Given request ▸
Drop the images; return everything else in the listing below exactly.
# # # # #
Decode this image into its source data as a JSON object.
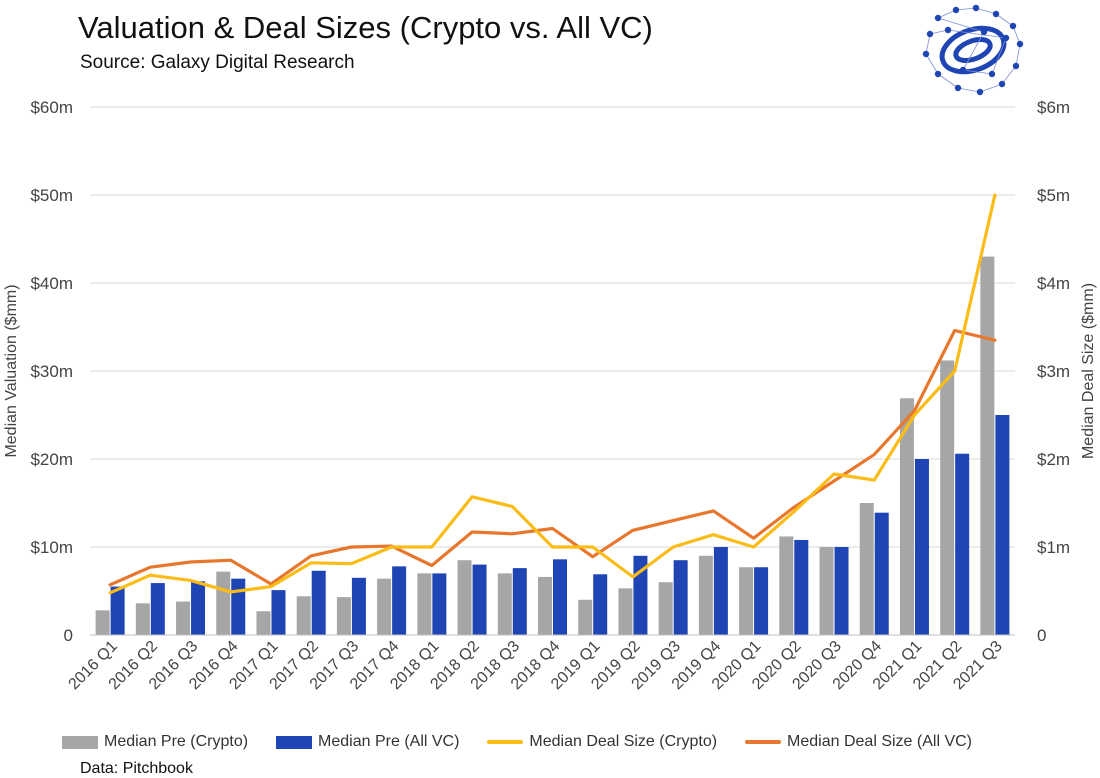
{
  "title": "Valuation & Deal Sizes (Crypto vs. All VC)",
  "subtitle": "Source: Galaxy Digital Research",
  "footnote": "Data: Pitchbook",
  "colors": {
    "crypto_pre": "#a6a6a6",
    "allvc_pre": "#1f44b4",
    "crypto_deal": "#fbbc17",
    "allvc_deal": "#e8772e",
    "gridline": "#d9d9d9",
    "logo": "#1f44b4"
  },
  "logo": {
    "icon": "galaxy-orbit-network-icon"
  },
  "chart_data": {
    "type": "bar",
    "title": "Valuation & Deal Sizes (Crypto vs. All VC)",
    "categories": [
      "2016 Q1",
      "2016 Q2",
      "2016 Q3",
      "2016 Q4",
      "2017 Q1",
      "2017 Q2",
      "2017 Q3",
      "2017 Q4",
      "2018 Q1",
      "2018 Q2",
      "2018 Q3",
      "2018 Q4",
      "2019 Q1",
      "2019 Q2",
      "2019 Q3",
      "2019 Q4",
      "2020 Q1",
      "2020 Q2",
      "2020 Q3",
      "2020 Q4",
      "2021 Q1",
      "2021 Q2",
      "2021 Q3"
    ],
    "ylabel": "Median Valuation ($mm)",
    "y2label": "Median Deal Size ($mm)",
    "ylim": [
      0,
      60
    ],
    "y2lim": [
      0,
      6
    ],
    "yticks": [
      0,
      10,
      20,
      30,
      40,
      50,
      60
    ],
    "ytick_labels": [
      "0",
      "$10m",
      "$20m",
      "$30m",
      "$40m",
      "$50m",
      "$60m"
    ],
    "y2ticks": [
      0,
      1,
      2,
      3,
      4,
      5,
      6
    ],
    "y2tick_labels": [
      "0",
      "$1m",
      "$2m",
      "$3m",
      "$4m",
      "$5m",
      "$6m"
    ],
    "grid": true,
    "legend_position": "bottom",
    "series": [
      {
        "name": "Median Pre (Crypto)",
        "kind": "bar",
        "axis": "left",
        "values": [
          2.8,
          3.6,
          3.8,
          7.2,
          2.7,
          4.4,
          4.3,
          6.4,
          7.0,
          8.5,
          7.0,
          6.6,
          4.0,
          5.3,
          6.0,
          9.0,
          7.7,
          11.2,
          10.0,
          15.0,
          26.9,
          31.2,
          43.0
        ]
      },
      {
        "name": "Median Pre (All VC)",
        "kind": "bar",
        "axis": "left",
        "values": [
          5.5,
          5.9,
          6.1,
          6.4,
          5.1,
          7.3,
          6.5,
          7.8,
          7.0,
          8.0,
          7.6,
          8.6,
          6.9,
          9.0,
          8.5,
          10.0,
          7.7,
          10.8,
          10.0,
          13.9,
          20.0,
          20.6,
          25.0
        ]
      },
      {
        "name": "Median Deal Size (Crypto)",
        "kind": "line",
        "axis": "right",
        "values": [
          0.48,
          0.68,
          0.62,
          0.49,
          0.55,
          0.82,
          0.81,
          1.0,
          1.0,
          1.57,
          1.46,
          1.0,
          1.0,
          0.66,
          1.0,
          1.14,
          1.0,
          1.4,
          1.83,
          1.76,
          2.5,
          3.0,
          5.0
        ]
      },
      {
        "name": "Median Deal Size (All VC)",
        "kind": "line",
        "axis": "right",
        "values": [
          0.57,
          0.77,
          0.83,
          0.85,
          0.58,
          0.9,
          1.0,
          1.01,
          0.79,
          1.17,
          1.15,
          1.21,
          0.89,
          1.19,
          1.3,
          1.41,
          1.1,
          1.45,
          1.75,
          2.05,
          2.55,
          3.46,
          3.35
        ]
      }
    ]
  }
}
# # # # #
Solution to this exercise ▸
Decode this image into its source data as a JSON object.
{
  "title": "Valuation & Deal Sizes (Crypto vs. All VC)",
  "subtitle": "Source: Galaxy Digital Research",
  "footnote": "Data: Pitchbook",
  "colors": {
    "crypto_pre": "#a6a6a6",
    "allvc_pre": "#1f44b4",
    "crypto_deal": "#fbbc17",
    "allvc_deal": "#e8772e",
    "gridline": "#d9d9d9",
    "logo": "#1f44b4"
  },
  "logo": {
    "icon": "galaxy-orbit-network-icon"
  },
  "chart_data": {
    "type": "bar",
    "title": "Valuation & Deal Sizes (Crypto vs. All VC)",
    "categories": [
      "2016 Q1",
      "2016 Q2",
      "2016 Q3",
      "2016 Q4",
      "2017 Q1",
      "2017 Q2",
      "2017 Q3",
      "2017 Q4",
      "2018 Q1",
      "2018 Q2",
      "2018 Q3",
      "2018 Q4",
      "2019 Q1",
      "2019 Q2",
      "2019 Q3",
      "2019 Q4",
      "2020 Q1",
      "2020 Q2",
      "2020 Q3",
      "2020 Q4",
      "2021 Q1",
      "2021 Q2",
      "2021 Q3"
    ],
    "ylabel": "Median Valuation ($mm)",
    "y2label": "Median Deal Size ($mm)",
    "ylim": [
      0,
      60
    ],
    "y2lim": [
      0,
      6
    ],
    "yticks": [
      0,
      10,
      20,
      30,
      40,
      50,
      60
    ],
    "ytick_labels": [
      "0",
      "$10m",
      "$20m",
      "$30m",
      "$40m",
      "$50m",
      "$60m"
    ],
    "y2ticks": [
      0,
      1,
      2,
      3,
      4,
      5,
      6
    ],
    "y2tick_labels": [
      "0",
      "$1m",
      "$2m",
      "$3m",
      "$4m",
      "$5m",
      "$6m"
    ],
    "grid": true,
    "legend_position": "bottom",
    "series": [
      {
        "name": "Median Pre (Crypto)",
        "kind": "bar",
        "axis": "left",
        "values": [
          2.8,
          3.6,
          3.8,
          7.2,
          2.7,
          4.4,
          4.3,
          6.4,
          7.0,
          8.5,
          7.0,
          6.6,
          4.0,
          5.3,
          6.0,
          9.0,
          7.7,
          11.2,
          10.0,
          15.0,
          26.9,
          31.2,
          43.0
        ]
      },
      {
        "name": "Median Pre (All VC)",
        "kind": "bar",
        "axis": "left",
        "values": [
          5.5,
          5.9,
          6.1,
          6.4,
          5.1,
          7.3,
          6.5,
          7.8,
          7.0,
          8.0,
          7.6,
          8.6,
          6.9,
          9.0,
          8.5,
          10.0,
          7.7,
          10.8,
          10.0,
          13.9,
          20.0,
          20.6,
          25.0
        ]
      },
      {
        "name": "Median Deal Size (Crypto)",
        "kind": "line",
        "axis": "right",
        "values": [
          0.48,
          0.68,
          0.62,
          0.49,
          0.55,
          0.82,
          0.81,
          1.0,
          1.0,
          1.57,
          1.46,
          1.0,
          1.0,
          0.66,
          1.0,
          1.14,
          1.0,
          1.4,
          1.83,
          1.76,
          2.5,
          3.0,
          5.0
        ]
      },
      {
        "name": "Median Deal Size (All VC)",
        "kind": "line",
        "axis": "right",
        "values": [
          0.57,
          0.77,
          0.83,
          0.85,
          0.58,
          0.9,
          1.0,
          1.01,
          0.79,
          1.17,
          1.15,
          1.21,
          0.89,
          1.19,
          1.3,
          1.41,
          1.1,
          1.45,
          1.75,
          2.05,
          2.55,
          3.46,
          3.35
        ]
      }
    ]
  }
}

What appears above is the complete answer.